Data items

□ □ □ □ □ □ □

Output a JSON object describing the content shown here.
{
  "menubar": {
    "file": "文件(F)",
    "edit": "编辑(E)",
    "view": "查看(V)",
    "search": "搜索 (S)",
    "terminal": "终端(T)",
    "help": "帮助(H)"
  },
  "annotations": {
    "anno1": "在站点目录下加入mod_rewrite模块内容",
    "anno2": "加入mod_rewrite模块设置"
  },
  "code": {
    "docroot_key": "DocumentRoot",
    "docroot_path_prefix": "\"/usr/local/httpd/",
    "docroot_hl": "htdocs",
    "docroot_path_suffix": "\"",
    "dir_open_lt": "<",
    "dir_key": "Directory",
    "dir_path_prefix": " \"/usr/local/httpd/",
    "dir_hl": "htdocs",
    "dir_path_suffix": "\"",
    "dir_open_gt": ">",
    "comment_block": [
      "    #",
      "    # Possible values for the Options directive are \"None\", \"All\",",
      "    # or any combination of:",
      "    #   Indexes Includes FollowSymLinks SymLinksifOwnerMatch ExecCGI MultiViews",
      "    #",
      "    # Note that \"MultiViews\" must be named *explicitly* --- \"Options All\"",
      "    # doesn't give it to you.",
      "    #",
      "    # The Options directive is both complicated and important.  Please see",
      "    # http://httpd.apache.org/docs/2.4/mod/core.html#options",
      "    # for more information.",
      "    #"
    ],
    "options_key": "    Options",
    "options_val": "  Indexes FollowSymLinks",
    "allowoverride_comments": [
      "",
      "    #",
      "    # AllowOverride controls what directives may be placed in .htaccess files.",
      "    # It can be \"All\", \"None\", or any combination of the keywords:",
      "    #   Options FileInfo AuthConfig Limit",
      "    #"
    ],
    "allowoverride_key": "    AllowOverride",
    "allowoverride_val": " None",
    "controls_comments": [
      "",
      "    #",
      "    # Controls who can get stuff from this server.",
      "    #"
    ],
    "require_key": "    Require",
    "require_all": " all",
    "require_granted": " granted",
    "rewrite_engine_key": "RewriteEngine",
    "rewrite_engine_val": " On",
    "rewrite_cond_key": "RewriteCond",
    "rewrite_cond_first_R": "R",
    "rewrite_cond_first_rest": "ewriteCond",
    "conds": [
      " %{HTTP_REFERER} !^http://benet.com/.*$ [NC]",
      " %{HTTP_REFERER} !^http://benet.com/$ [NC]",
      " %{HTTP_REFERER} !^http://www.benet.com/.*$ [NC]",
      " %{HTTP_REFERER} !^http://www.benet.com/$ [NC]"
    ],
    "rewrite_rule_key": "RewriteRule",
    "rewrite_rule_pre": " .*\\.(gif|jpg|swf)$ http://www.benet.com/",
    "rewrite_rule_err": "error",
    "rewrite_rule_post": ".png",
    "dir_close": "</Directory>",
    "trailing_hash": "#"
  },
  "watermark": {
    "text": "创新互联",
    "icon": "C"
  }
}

□ □ □ □ □ □ □

**DIRECTIONS FOR THIS TASK:** Repeat the entries shown above, every one, word for word.

**RESPONSE TO THIS EXERCISE:**
Output a JSON object describing the content shown here.
{
  "menubar": {
    "file": "文件(F)",
    "edit": "编辑(E)",
    "view": "查看(V)",
    "search": "搜索 (S)",
    "terminal": "终端(T)",
    "help": "帮助(H)"
  },
  "annotations": {
    "anno1": "在站点目录下加入mod_rewrite模块内容",
    "anno2": "加入mod_rewrite模块设置"
  },
  "code": {
    "docroot_key": "DocumentRoot",
    "docroot_path_prefix": "\"/usr/local/httpd/",
    "docroot_hl": "htdocs",
    "docroot_path_suffix": "\"",
    "dir_open_lt": "<",
    "dir_key": "Directory",
    "dir_path_prefix": " \"/usr/local/httpd/",
    "dir_hl": "htdocs",
    "dir_path_suffix": "\"",
    "dir_open_gt": ">",
    "comment_block": [
      "    #",
      "    # Possible values for the Options directive are \"None\", \"All\",",
      "    # or any combination of:",
      "    #   Indexes Includes FollowSymLinks SymLinksifOwnerMatch ExecCGI MultiViews",
      "    #",
      "    # Note that \"MultiViews\" must be named *explicitly* --- \"Options All\"",
      "    # doesn't give it to you.",
      "    #",
      "    # The Options directive is both complicated and important.  Please see",
      "    # http://httpd.apache.org/docs/2.4/mod/core.html#options",
      "    # for more information.",
      "    #"
    ],
    "options_key": "    Options",
    "options_val": "  Indexes FollowSymLinks",
    "allowoverride_comments": [
      "",
      "    #",
      "    # AllowOverride controls what directives may be placed in .htaccess files.",
      "    # It can be \"All\", \"None\", or any combination of the keywords:",
      "    #   Options FileInfo AuthConfig Limit",
      "    #"
    ],
    "allowoverride_key": "    AllowOverride",
    "allowoverride_val": " None",
    "controls_comments": [
      "",
      "    #",
      "    # Controls who can get stuff from this server.",
      "    #"
    ],
    "require_key": "    Require",
    "require_all": " all",
    "require_granted": " granted",
    "rewrite_engine_key": "RewriteEngine",
    "rewrite_engine_val": " On",
    "rewrite_cond_key": "RewriteCond",
    "rewrite_cond_first_R": "R",
    "rewrite_cond_first_rest": "ewriteCond",
    "conds": [
      " %{HTTP_REFERER} !^http://benet.com/.*$ [NC]",
      " %{HTTP_REFERER} !^http://benet.com/$ [NC]",
      " %{HTTP_REFERER} !^http://www.benet.com/.*$ [NC]",
      " %{HTTP_REFERER} !^http://www.benet.com/$ [NC]"
    ],
    "rewrite_rule_key": "RewriteRule",
    "rewrite_rule_pre": " .*\\.(gif|jpg|swf)$ http://www.benet.com/",
    "rewrite_rule_err": "error",
    "rewrite_rule_post": ".png",
    "dir_close": "</Directory>",
    "trailing_hash": "#"
  },
  "watermark": {
    "text": "创新互联",
    "icon": "C"
  }
}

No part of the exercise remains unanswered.